*INSTRUCTION*
Copy out all the records, word for word.

○ ○ ○ ○

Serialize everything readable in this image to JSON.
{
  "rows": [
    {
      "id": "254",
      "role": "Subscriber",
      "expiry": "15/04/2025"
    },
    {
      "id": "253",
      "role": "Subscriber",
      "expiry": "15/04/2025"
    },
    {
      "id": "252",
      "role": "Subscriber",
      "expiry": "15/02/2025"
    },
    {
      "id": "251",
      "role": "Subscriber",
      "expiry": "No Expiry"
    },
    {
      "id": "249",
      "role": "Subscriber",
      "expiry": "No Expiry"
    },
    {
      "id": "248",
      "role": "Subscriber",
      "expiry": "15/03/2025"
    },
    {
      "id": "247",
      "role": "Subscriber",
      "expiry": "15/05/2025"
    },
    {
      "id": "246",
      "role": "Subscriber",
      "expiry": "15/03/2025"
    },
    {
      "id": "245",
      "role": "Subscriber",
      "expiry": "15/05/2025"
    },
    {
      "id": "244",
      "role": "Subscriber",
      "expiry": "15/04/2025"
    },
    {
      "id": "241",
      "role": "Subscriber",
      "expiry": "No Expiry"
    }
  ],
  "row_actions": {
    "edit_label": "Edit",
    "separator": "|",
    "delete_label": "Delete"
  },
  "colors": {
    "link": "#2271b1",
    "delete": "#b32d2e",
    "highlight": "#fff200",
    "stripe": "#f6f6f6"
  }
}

○ ○ ○ ○

*WORKED ANSWER*
Serialize everything readable in this image to JSON.
{
  "rows": [
    {
      "id": "254",
      "role": "Subscriber",
      "expiry": "15/04/2025"
    },
    {
      "id": "253",
      "role": "Subscriber",
      "expiry": "15/04/2025"
    },
    {
      "id": "252",
      "role": "Subscriber",
      "expiry": "15/02/2025"
    },
    {
      "id": "251",
      "role": "Subscriber",
      "expiry": "No Expiry"
    },
    {
      "id": "249",
      "role": "Subscriber",
      "expiry": "No Expiry"
    },
    {
      "id": "248",
      "role": "Subscriber",
      "expiry": "15/03/2025"
    },
    {
      "id": "247",
      "role": "Subscriber",
      "expiry": "15/05/2025"
    },
    {
      "id": "246",
      "role": "Subscriber",
      "expiry": "15/03/2025"
    },
    {
      "id": "245",
      "role": "Subscriber",
      "expiry": "15/05/2025"
    },
    {
      "id": "244",
      "role": "Subscriber",
      "expiry": "15/04/2025"
    },
    {
      "id": "241",
      "role": "Subscriber",
      "expiry": "No Expiry"
    }
  ],
  "row_actions": {
    "edit_label": "Edit",
    "separator": "|",
    "delete_label": "Delete"
  },
  "colors": {
    "link": "#2271b1",
    "delete": "#b32d2e",
    "highlight": "#fff200",
    "stripe": "#f6f6f6"
  }
}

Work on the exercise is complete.